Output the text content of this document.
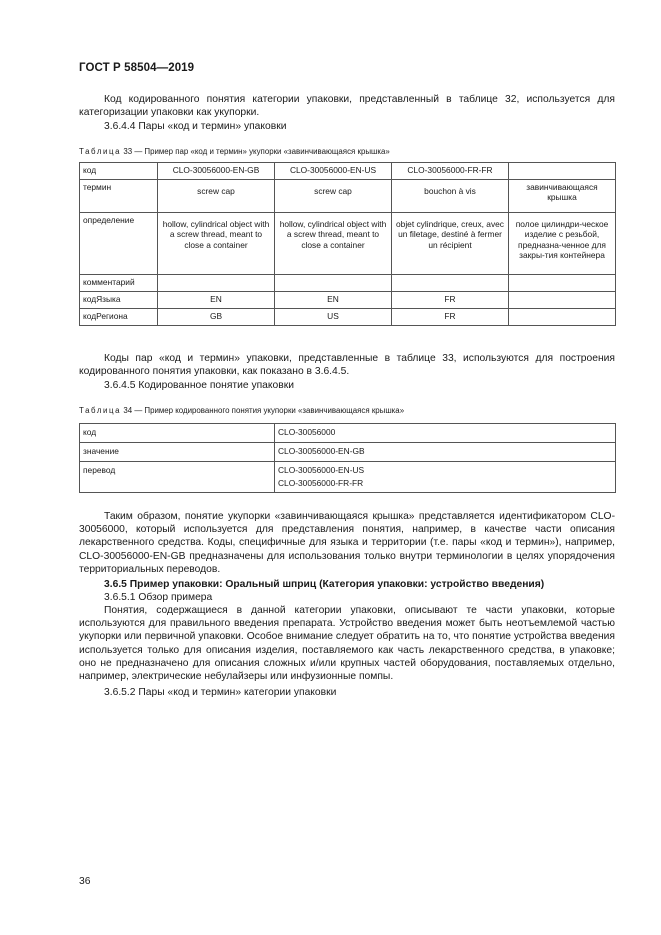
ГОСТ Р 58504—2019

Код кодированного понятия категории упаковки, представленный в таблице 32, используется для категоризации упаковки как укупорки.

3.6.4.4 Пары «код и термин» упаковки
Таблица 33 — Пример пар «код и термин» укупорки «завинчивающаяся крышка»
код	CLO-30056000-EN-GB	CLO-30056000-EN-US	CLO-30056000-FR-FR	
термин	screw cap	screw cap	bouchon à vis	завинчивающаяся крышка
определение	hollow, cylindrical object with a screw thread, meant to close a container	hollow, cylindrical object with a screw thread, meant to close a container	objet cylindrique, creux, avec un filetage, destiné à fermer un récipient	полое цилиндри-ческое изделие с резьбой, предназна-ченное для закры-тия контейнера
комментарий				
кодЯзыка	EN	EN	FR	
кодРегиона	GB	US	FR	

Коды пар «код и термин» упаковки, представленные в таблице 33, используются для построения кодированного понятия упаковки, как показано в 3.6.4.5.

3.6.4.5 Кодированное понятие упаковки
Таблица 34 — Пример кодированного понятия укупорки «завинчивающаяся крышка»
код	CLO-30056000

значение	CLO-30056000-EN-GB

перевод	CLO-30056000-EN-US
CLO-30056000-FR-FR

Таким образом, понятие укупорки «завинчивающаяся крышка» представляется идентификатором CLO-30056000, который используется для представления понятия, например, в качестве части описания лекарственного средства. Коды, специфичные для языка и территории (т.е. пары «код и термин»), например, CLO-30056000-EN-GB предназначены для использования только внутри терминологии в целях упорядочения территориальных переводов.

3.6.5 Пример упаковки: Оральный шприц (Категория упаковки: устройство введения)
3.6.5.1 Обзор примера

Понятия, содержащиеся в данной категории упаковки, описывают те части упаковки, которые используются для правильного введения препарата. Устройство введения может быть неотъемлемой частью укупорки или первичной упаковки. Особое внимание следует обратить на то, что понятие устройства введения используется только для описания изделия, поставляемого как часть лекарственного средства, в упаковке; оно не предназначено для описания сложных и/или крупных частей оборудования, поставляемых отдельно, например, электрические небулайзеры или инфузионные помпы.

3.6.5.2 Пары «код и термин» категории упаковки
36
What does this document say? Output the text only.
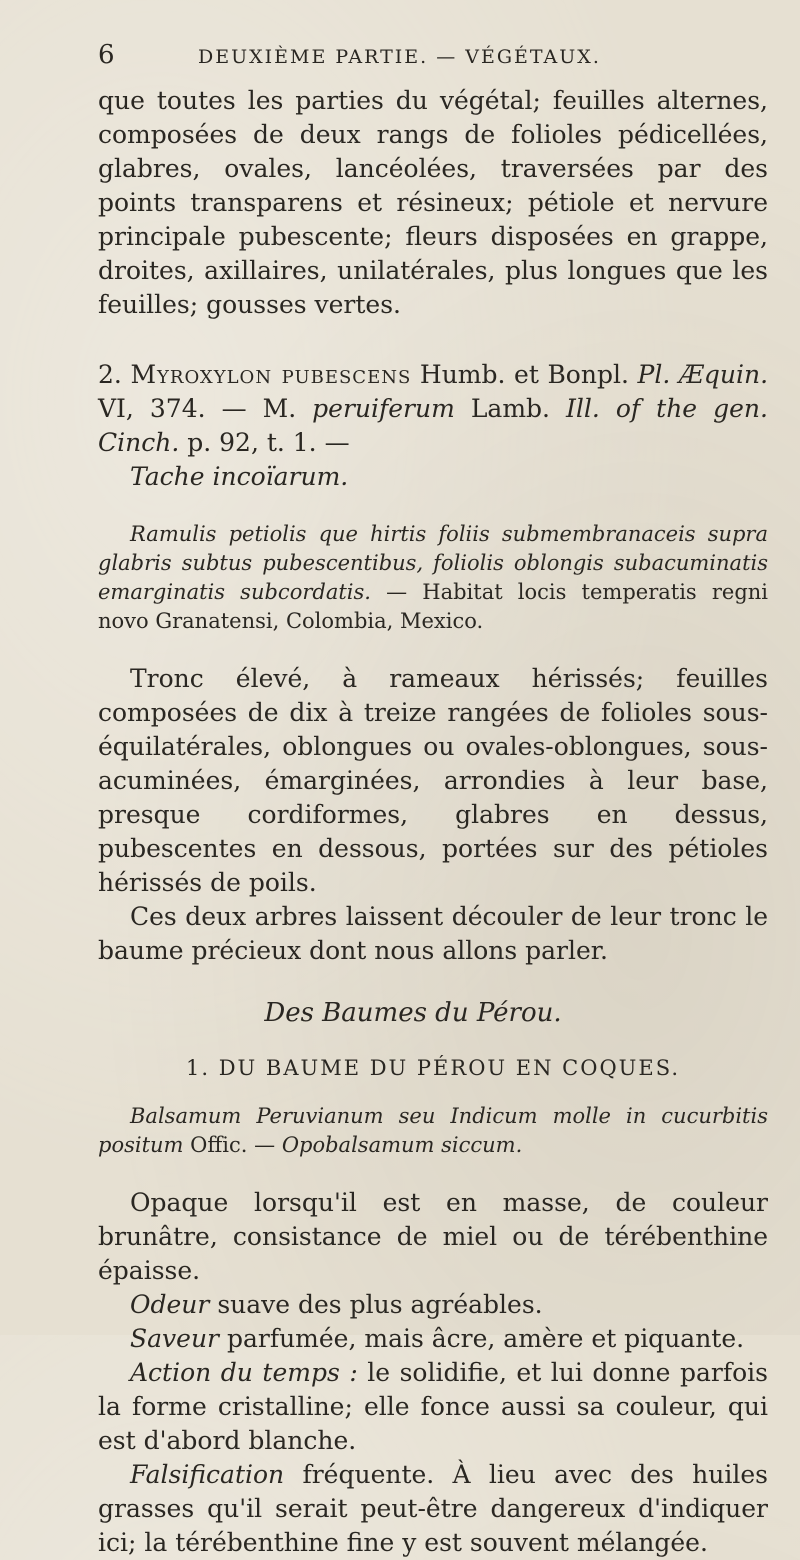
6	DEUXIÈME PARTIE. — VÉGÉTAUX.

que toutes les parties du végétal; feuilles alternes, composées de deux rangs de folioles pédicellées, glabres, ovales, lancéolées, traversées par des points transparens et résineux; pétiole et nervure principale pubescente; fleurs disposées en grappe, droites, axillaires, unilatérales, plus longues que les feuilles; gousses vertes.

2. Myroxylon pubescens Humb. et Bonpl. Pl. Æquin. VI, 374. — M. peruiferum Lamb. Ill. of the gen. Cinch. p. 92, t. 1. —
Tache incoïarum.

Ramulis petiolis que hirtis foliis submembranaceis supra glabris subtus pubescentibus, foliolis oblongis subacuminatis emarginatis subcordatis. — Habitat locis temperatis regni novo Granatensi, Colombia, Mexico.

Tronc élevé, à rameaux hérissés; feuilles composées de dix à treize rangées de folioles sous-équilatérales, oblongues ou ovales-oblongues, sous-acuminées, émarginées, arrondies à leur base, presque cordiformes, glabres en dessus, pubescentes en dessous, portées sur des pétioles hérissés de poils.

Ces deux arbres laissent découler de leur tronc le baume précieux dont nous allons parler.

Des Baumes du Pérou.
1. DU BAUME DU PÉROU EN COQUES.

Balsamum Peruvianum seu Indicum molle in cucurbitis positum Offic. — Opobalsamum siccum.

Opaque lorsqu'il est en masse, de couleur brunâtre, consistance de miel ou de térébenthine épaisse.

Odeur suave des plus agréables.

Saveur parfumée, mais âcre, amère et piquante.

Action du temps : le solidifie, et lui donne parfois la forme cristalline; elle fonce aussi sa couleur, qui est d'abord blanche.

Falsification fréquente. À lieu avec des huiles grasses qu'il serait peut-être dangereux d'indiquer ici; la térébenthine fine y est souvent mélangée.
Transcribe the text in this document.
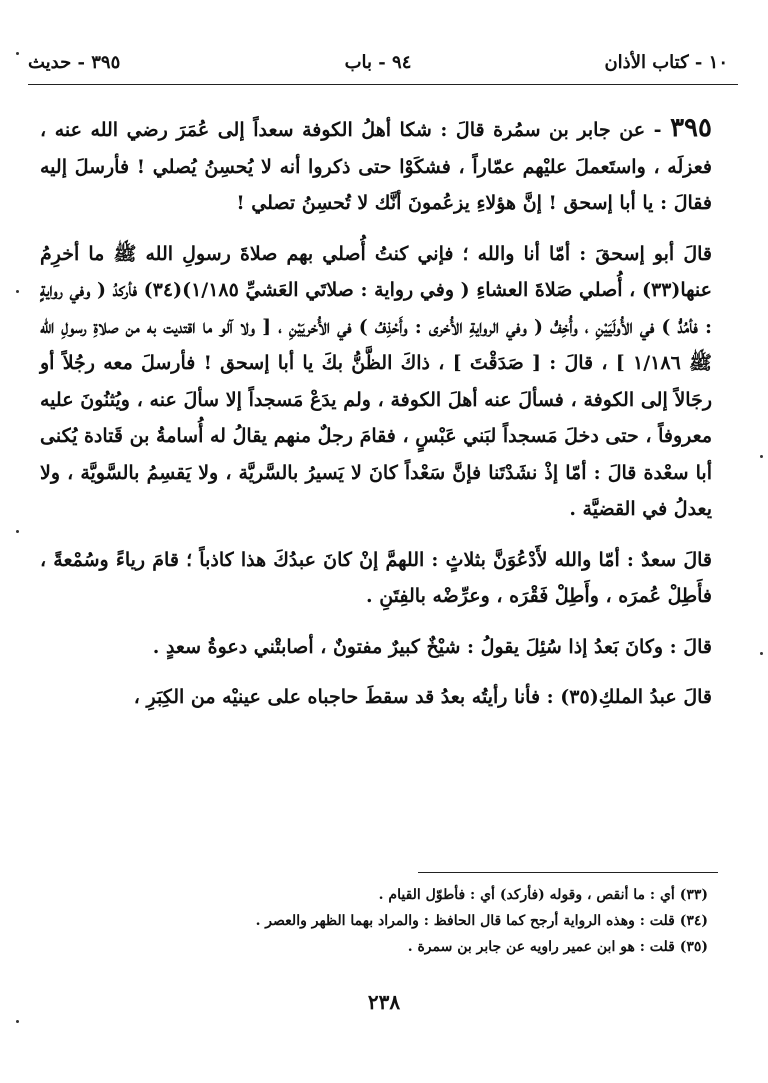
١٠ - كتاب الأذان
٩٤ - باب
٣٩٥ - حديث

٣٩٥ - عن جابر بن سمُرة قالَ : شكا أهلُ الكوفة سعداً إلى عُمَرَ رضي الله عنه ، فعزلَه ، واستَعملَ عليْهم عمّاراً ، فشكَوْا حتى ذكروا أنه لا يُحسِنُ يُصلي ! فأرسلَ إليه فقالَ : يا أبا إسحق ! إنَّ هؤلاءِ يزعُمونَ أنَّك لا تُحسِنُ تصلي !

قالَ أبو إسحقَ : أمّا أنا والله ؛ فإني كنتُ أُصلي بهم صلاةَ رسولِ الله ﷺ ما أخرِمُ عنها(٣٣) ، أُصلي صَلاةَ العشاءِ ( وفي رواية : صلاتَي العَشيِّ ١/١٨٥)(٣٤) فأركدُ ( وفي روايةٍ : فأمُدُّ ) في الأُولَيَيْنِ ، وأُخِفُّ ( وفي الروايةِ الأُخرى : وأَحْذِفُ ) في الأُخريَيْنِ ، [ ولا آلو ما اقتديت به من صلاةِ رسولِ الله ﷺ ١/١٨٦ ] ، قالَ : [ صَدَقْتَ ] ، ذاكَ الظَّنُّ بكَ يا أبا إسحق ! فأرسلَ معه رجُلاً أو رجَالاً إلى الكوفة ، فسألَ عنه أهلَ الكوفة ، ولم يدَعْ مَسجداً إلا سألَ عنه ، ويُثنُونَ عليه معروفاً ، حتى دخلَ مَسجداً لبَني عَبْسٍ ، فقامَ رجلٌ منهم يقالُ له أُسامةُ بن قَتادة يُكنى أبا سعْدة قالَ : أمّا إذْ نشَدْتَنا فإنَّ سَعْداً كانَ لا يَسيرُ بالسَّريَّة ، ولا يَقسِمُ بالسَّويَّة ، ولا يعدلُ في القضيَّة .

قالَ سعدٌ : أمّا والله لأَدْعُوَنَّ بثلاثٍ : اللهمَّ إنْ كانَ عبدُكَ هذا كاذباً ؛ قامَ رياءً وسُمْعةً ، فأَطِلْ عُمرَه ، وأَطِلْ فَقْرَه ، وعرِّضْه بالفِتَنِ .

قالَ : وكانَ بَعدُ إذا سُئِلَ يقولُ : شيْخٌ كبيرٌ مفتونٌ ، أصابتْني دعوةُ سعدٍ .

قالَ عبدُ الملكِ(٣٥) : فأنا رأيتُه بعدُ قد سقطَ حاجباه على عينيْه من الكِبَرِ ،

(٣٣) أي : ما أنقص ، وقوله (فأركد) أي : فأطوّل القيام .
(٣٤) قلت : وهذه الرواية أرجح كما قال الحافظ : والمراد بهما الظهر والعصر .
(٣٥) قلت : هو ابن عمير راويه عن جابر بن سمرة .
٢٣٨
==================================================
**AIM OF THE EXERCISE:**
Would you return the data exactly as written, without the pictures?

**COMPLETE OUTPUT:**
Output the text content of this document.
ГОСТ Р 58504—2019

Код кодированного понятия категории упаковки, представленный в таблице 32, используется для категоризации упаковки как укупорки.

3.6.4.4 Пары «код и термин» упаковки
Таблица 33 — Пример пар «код и термин» укупорки «завинчивающаяся крышка»
код	CLO-30056000-EN-GB	CLO-30056000-EN-US	CLO-30056000-FR-FR	
термин	screw cap	screw cap	bouchon à vis	завинчивающаяся крышка
определение	hollow, cylindrical object with a screw thread, meant to close a container	hollow, cylindrical object with a screw thread, meant to close a container	objet cylindrique, creux, avec un filetage, destiné à fermer un récipient	полое цилиндри-ческое изделие с резьбой, предназна-ченное для закры-тия контейнера
комментарий				
кодЯзыка	EN	EN	FR	
кодРегиона	GB	US	FR	

Коды пар «код и термин» упаковки, представленные в таблице 33, используются для построения кодированного понятия упаковки, как показано в 3.6.4.5.

3.6.4.5 Кодированное понятие упаковки
Таблица 34 — Пример кодированного понятия укупорки «завинчивающаяся крышка»
код	CLO-30056000

значение	CLO-30056000-EN-GB

перевод	CLO-30056000-EN-US
CLO-30056000-FR-FR

Таким образом, понятие укупорки «завинчивающаяся крышка» представляется идентификатором CLO-30056000, который используется для представления понятия, например, в качестве части описания лекарственного средства. Коды, специфичные для языка и территории (т.е. пары «код и термин»), например, CLO-30056000-EN-GB предназначены для использования только внутри терминологии в целях упорядочения территориальных переводов.

3.6.5 Пример упаковки: Оральный шприц (Категория упаковки: устройство введения)
3.6.5.1 Обзор примера

Понятия, содержащиеся в данной категории упаковки, описывают те части упаковки, которые используются для правильного введения препарата. Устройство введения может быть неотъемлемой частью укупорки или первичной упаковки. Особое внимание следует обратить на то, что понятие устройства введения используется только для описания изделия, поставляемого как часть лекарственного средства, в упаковке; оно не предназначено для описания сложных и/или крупных частей оборудования, поставляемых отдельно, например, электрические небулайзеры или инфузионные помпы.

3.6.5.2 Пары «код и термин» категории упаковки
36
What does this document say? Output the text only.
6	DEUXIÈME PARTIE. — VÉGÉTAUX.

que toutes les parties du végétal; feuilles alternes, composées de deux rangs de folioles pédicellées, glabres, ovales, lancéolées, traversées par des points transparens et résineux; pétiole et nervure principale pubescente; fleurs disposées en grappe, droites, axillaires, unilatérales, plus longues que les feuilles; gousses vertes.

2. Myroxylon pubescens Humb. et Bonpl. Pl. Æquin. VI, 374. — M. peruiferum Lamb. Ill. of the gen. Cinch. p. 92, t. 1. —
Tache incoïarum.

Ramulis petiolis que hirtis foliis submembranaceis supra glabris subtus pubescentibus, foliolis oblongis subacuminatis emarginatis subcordatis. — Habitat locis temperatis regni novo Granatensi, Colombia, Mexico.

Tronc élevé, à rameaux hérissés; feuilles composées de dix à treize rangées de folioles sous-équilatérales, oblongues ou ovales-oblongues, sous-acuminées, émarginées, arrondies à leur base, presque cordiformes, glabres en dessus, pubescentes en dessous, portées sur des pétioles hérissés de poils.

Ces deux arbres laissent découler de leur tronc le baume précieux dont nous allons parler.

Des Baumes du Pérou.
1. DU BAUME DU PÉROU EN COQUES.

Balsamum Peruvianum seu Indicum molle in cucurbitis positum Offic. — Opobalsamum siccum.

Opaque lorsqu'il est en masse, de couleur brunâtre, consistance de miel ou de térébenthine épaisse.

Odeur suave des plus agréables.

Saveur parfumée, mais âcre, amère et piquante.

Action du temps : le solidifie, et lui donne parfois la forme cristalline; elle fonce aussi sa couleur, qui est d'abord blanche.

Falsification fréquente. À lieu avec des huiles grasses qu'il serait peut-être dangereux d'indiquer ici; la térébenthine fine y est souvent mélangée.
Transcribe the text in this document.
١٠ - كتاب الأذان
٩٤ - باب
٣٩٥ - حديث

٣٩٥ - عن جابر بن سمُرة قالَ : شكا أهلُ الكوفة سعداً إلى عُمَرَ رضي الله عنه ، فعزلَه ، واستَعملَ عليْهم عمّاراً ، فشكَوْا حتى ذكروا أنه لا يُحسِنُ يُصلي ! فأرسلَ إليه فقالَ : يا أبا إسحق ! إنَّ هؤلاءِ يزعُمونَ أنَّك لا تُحسِنُ تصلي !

قالَ أبو إسحقَ : أمّا أنا والله ؛ فإني كنتُ أُصلي بهم صلاةَ رسولِ الله ﷺ ما أخرِمُ عنها(٣٣) ، أُصلي صَلاةَ العشاءِ ( وفي رواية : صلاتَي العَشيِّ ١/١٨٥)(٣٤) فأركدُ ( وفي روايةٍ : فأمُدُّ ) في الأُولَيَيْنِ ، وأُخِفُّ ( وفي الروايةِ الأُخرى : وأَحْذِفُ ) في الأُخريَيْنِ ، [ ولا آلو ما اقتديت به من صلاةِ رسولِ الله ﷺ ١/١٨٦ ] ، قالَ : [ صَدَقْتَ ] ، ذاكَ الظَّنُّ بكَ يا أبا إسحق ! فأرسلَ معه رجُلاً أو رجَالاً إلى الكوفة ، فسألَ عنه أهلَ الكوفة ، ولم يدَعْ مَسجداً إلا سألَ عنه ، ويُثنُونَ عليه معروفاً ، حتى دخلَ مَسجداً لبَني عَبْسٍ ، فقامَ رجلٌ منهم يقالُ له أُسامةُ بن قَتادة يُكنى أبا سعْدة قالَ : أمّا إذْ نشَدْتَنا فإنَّ سَعْداً كانَ لا يَسيرُ بالسَّريَّة ، ولا يَقسِمُ بالسَّويَّة ، ولا يعدلُ في القضيَّة .

قالَ سعدٌ : أمّا والله لأَدْعُوَنَّ بثلاثٍ : اللهمَّ إنْ كانَ عبدُكَ هذا كاذباً ؛ قامَ رياءً وسُمْعةً ، فأَطِلْ عُمرَه ، وأَطِلْ فَقْرَه ، وعرِّضْه بالفِتَنِ .

قالَ : وكانَ بَعدُ إذا سُئِلَ يقولُ : شيْخٌ كبيرٌ مفتونٌ ، أصابتْني دعوةُ سعدٍ .

قالَ عبدُ الملكِ(٣٥) : فأنا رأيتُه بعدُ قد سقطَ حاجباه على عينيْه من الكِبَرِ ،

(٣٣) أي : ما أنقص ، وقوله (فأركد) أي : فأطوّل القيام .
(٣٤) قلت : وهذه الرواية أرجح كما قال الحافظ : والمراد بهما الظهر والعصر .
(٣٥) قلت : هو ابن عمير راويه عن جابر بن سمرة .
٢٣٨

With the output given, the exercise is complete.